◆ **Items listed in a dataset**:
____________

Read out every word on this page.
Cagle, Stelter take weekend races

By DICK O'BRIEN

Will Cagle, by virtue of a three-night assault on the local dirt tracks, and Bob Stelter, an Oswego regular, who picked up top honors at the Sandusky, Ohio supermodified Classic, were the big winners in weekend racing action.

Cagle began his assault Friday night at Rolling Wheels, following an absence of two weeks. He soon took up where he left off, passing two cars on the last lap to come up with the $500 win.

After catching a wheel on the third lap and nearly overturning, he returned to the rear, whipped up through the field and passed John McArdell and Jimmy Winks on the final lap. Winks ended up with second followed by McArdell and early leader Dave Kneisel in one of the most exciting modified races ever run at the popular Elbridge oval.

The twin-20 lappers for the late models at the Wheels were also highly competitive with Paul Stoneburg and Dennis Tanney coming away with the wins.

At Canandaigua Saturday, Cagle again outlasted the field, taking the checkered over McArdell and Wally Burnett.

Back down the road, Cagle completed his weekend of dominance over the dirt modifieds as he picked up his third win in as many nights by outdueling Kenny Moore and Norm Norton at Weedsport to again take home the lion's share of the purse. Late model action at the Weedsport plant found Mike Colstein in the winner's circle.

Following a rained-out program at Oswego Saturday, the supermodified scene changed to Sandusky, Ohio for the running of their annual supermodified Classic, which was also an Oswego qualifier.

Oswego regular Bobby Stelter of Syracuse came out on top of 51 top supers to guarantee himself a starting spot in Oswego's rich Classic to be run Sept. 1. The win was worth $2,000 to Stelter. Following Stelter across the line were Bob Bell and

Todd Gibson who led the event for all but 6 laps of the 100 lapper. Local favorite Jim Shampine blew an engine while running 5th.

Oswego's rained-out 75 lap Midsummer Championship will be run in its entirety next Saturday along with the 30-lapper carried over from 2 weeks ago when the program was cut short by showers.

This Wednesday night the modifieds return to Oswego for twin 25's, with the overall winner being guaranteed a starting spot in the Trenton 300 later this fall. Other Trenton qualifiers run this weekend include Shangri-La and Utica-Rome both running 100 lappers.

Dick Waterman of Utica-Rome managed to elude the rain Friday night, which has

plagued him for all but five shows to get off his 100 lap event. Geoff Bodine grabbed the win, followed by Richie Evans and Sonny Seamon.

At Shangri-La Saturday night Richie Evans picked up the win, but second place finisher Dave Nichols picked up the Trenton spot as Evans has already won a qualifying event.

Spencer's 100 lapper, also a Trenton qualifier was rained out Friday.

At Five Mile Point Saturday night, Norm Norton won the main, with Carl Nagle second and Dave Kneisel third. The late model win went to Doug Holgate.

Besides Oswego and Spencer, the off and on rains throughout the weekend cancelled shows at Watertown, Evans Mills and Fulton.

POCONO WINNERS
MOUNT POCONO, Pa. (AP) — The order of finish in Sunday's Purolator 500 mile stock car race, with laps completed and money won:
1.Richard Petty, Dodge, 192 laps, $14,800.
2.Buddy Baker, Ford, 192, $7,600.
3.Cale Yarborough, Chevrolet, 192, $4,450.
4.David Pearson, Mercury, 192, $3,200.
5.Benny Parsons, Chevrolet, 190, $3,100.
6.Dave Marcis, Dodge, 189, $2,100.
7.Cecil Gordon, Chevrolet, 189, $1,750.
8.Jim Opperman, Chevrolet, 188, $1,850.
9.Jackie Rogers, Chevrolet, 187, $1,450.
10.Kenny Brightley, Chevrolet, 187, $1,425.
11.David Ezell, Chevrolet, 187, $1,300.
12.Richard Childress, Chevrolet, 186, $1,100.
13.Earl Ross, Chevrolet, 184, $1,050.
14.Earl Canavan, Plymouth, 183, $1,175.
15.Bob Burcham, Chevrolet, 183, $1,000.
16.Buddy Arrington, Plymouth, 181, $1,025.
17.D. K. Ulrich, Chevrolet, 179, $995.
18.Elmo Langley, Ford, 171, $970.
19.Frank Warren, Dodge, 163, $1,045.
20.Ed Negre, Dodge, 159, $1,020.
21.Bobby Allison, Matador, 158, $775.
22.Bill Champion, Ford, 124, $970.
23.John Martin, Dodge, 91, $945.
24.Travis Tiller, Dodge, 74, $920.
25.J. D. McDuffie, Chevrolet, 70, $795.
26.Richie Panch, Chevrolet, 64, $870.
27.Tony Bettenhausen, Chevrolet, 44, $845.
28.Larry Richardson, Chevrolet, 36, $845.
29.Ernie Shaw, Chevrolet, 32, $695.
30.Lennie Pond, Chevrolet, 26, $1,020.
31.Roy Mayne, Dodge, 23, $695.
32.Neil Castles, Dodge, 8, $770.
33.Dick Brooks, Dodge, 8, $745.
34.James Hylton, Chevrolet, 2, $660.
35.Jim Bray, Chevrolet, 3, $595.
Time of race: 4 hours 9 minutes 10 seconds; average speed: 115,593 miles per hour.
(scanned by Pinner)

____________

Retype all of the entries precisely as they are.

◆ **Response for this exercise**:
Read out every word on this page.
Cagle, Stelter take weekend races

By DICK O'BRIEN

Will Cagle, by virtue of a three-night assault on the local dirt tracks, and Bob Stelter, an Oswego regular, who picked up top honors at the Sandusky, Ohio supermodified Classic, were the big winners in weekend racing action.

Cagle began his assault Friday night at Rolling Wheels, following an absence of two weeks. He soon took up where he left off, passing two cars on the last lap to come up with the $500 win.

After catching a wheel on the third lap and nearly overturning, he returned to the rear, whipped up through the field and passed John McArdell and Jimmy Winks on the final lap. Winks ended up with second followed by McArdell and early leader Dave Kneisel in one of the most exciting modified races ever run at the popular Elbridge oval.

The twin-20 lappers for the late models at the Wheels were also highly competitive with Paul Stoneburg and Dennis Tanney coming away with the wins.

At Canandaigua Saturday, Cagle again outlasted the field, taking the checkered over McArdell and Wally Burnett.

Back down the road, Cagle completed his weekend of dominance over the dirt modifieds as he picked up his third win in as many nights by outdueling Kenny Moore and Norm Norton at Weedsport to again take home the lion's share of the purse. Late model action at the Weedsport plant found Mike Colstein in the winner's circle.

Following a rained-out program at Oswego Saturday, the supermodified scene changed to Sandusky, Ohio for the running of their annual supermodified Classic, which was also an Oswego qualifier.

Oswego regular Bobby Stelter of Syracuse came out on top of 51 top supers to guarantee himself a starting spot in Oswego's rich Classic to be run Sept. 1. The win was worth $2,000 to Stelter. Following Stelter across the line were Bob Bell and

Todd Gibson who led the event for all but 6 laps of the 100 lapper. Local favorite Jim Shampine blew an engine while running 5th.

Oswego's rained-out 75 lap Midsummer Championship will be run in its entirety next Saturday along with the 30-lapper carried over from 2 weeks ago when the program was cut short by showers.

This Wednesday night the modifieds return to Oswego for twin 25's, with the overall winner being guaranteed a starting spot in the Trenton 300 later this fall. Other Trenton qualifiers run this weekend include Shangri-La and Utica-Rome both running 100 lappers.

Dick Waterman of Utica-Rome managed to elude the rain Friday night, which has

plagued him for all but five shows to get off his 100 lap event. Geoff Bodine grabbed the win, followed by Richie Evans and Sonny Seamon.

At Shangri-La Saturday night Richie Evans picked up the win, but second place finisher Dave Nichols picked up the Trenton spot as Evans has already won a qualifying event.

Spencer's 100 lapper, also a Trenton qualifier was rained out Friday.

At Five Mile Point Saturday night, Norm Norton won the main, with Carl Nagle second and Dave Kneisel third. The late model win went to Doug Holgate.

Besides Oswego and Spencer, the off and on rains throughout the weekend cancelled shows at Watertown, Evans Mills and Fulton.

POCONO WINNERS
MOUNT POCONO, Pa. (AP) — The order of finish in Sunday's Purolator 500 mile stock car race, with laps completed and money won:
1.Richard Petty, Dodge, 192 laps, $14,800.
2.Buddy Baker, Ford, 192, $7,600.
3.Cale Yarborough, Chevrolet, 192, $4,450.
4.David Pearson, Mercury, 192, $3,200.
5.Benny Parsons, Chevrolet, 190, $3,100.
6.Dave Marcis, Dodge, 189, $2,100.
7.Cecil Gordon, Chevrolet, 189, $1,750.
8.Jim Opperman, Chevrolet, 188, $1,850.
9.Jackie Rogers, Chevrolet, 187, $1,450.
10.Kenny Brightley, Chevrolet, 187, $1,425.
11.David Ezell, Chevrolet, 187, $1,300.
12.Richard Childress, Chevrolet, 186, $1,100.
13.Earl Ross, Chevrolet, 184, $1,050.
14.Earl Canavan, Plymouth, 183, $1,175.
15.Bob Burcham, Chevrolet, 183, $1,000.
16.Buddy Arrington, Plymouth, 181, $1,025.
17.D. K. Ulrich, Chevrolet, 179, $995.
18.Elmo Langley, Ford, 171, $970.
19.Frank Warren, Dodge, 163, $1,045.
20.Ed Negre, Dodge, 159, $1,020.
21.Bobby Allison, Matador, 158, $775.
22.Bill Champion, Ford, 124, $970.
23.John Martin, Dodge, 91, $945.
24.Travis Tiller, Dodge, 74, $920.
25.J. D. McDuffie, Chevrolet, 70, $795.
26.Richie Panch, Chevrolet, 64, $870.
27.Tony Bettenhausen, Chevrolet, 44, $845.
28.Larry Richardson, Chevrolet, 36, $845.
29.Ernie Shaw, Chevrolet, 32, $695.
30.Lennie Pond, Chevrolet, 26, $1,020.
31.Roy Mayne, Dodge, 23, $695.
32.Neil Castles, Dodge, 8, $770.
33.Dick Brooks, Dodge, 8, $745.
34.James Hylton, Chevrolet, 2, $660.
35.Jim Bray, Chevrolet, 3, $595.
Time of race: 4 hours 9 minutes 10 seconds; average speed: 115,593 miles per hour.
(scanned by Pinner)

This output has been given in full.